--- START ---
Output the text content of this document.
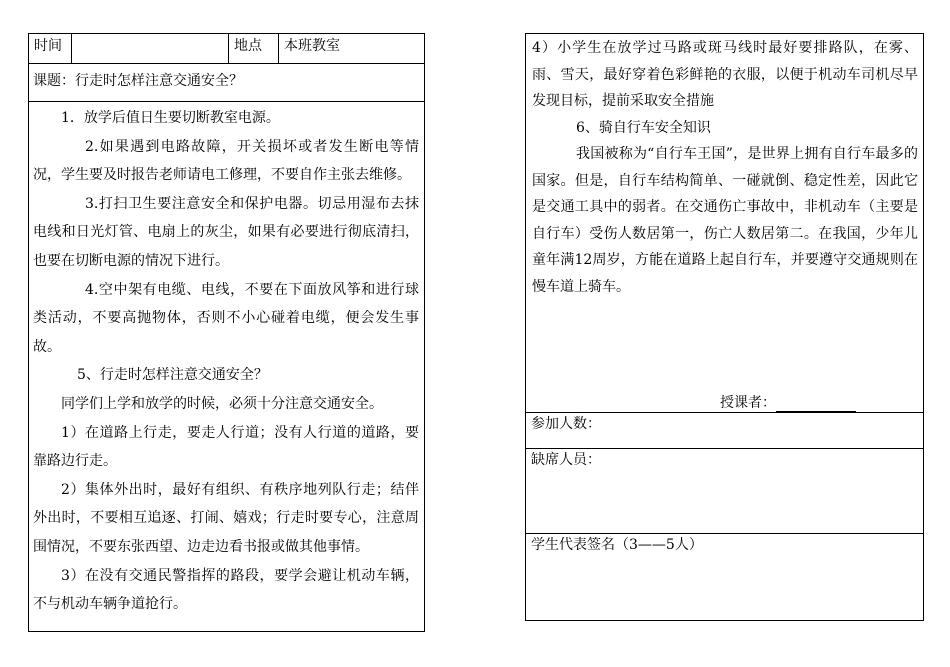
时间	地点 本班教室
课题：行走时怎样注意交通安全？

1．放学后值日生要切断教室电源。

2.如果遇到电路故障，开关损坏或者发生断电等情况，学生要及时报告老师请电工修理，不要自作主张去维修。

3.打扫卫生要注意安全和保护电器。切忌用湿布去抹电线和日光灯管、电扇上的灰尘，如果有必要进行彻底清扫，也要在切断电源的情况下进行。

4.空中架有电缆、电线，不要在下面放风筝和进行球类活动，不要高抛物体，否则不小心碰着电缆，便会发生事故。

5、行走时怎样注意交通安全？

同学们上学和放学的时候，必须十分注意交通安全。

1）在道路上行走，要走人行道；没有人行道的道路，要靠路边行走。

2）集体外出时，最好有组织、有秩序地列队行走；结伴外出时，不要相互追逐、打闹、嬉戏；行走时要专心，注意周围情况，不要东张西望、边走边看书报或做其他事情。

3）在没有交通民警指挥的路段，要学会避让机动车辆，不与机动车辆争道抢行。

4）小学生在放学过马路或斑马线时最好要排路队，在雾、雨、雪天，最好穿着色彩鲜艳的衣服，以便于机动车司机尽早发现目标，提前采取安全措施

6、骑自行车安全知识

我国被称为“自行车王国”，是世界上拥有自行车最多的国家。但是，自行车结构简单、一碰就倒、稳定性差，因此它是交通工具中的弱者。在交通伤亡事故中，非机动车（主要是自行车）受伤人数居第一，伤亡人数居第二。在我国，少年儿童年满12周岁，方能在道路上起自行车，并要遵守交通规则在慢车道上骑车。

授课者：
参加人数：
缺席人员：
学生代表签名（3——5人）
--- END ---
# Requirements:
Omitting all images, print the listing exactly.

# Answer in full:
Output the text content of this document.
时间	地点 本班教室
课题：行走时怎样注意交通安全？

1．放学后值日生要切断教室电源。

2.如果遇到电路故障，开关损坏或者发生断电等情况，学生要及时报告老师请电工修理，不要自作主张去维修。

3.打扫卫生要注意安全和保护电器。切忌用湿布去抹电线和日光灯管、电扇上的灰尘，如果有必要进行彻底清扫，也要在切断电源的情况下进行。

4.空中架有电缆、电线，不要在下面放风筝和进行球类活动，不要高抛物体，否则不小心碰着电缆，便会发生事故。

5、行走时怎样注意交通安全？

同学们上学和放学的时候，必须十分注意交通安全。

1）在道路上行走，要走人行道；没有人行道的道路，要靠路边行走。

2）集体外出时，最好有组织、有秩序地列队行走；结伴外出时，不要相互追逐、打闹、嬉戏；行走时要专心，注意周围情况，不要东张西望、边走边看书报或做其他事情。

3）在没有交通民警指挥的路段，要学会避让机动车辆，不与机动车辆争道抢行。

4）小学生在放学过马路或斑马线时最好要排路队，在雾、雨、雪天，最好穿着色彩鲜艳的衣服，以便于机动车司机尽早发现目标，提前采取安全措施

6、骑自行车安全知识

我国被称为“自行车王国”，是世界上拥有自行车最多的国家。但是，自行车结构简单、一碰就倒、稳定性差，因此它是交通工具中的弱者。在交通伤亡事故中，非机动车（主要是自行车）受伤人数居第一，伤亡人数居第二。在我国，少年儿童年满12周岁，方能在道路上起自行车，并要遵守交通规则在慢车道上骑车。

授课者：
参加人数：
缺席人员：
学生代表签名（3——5人）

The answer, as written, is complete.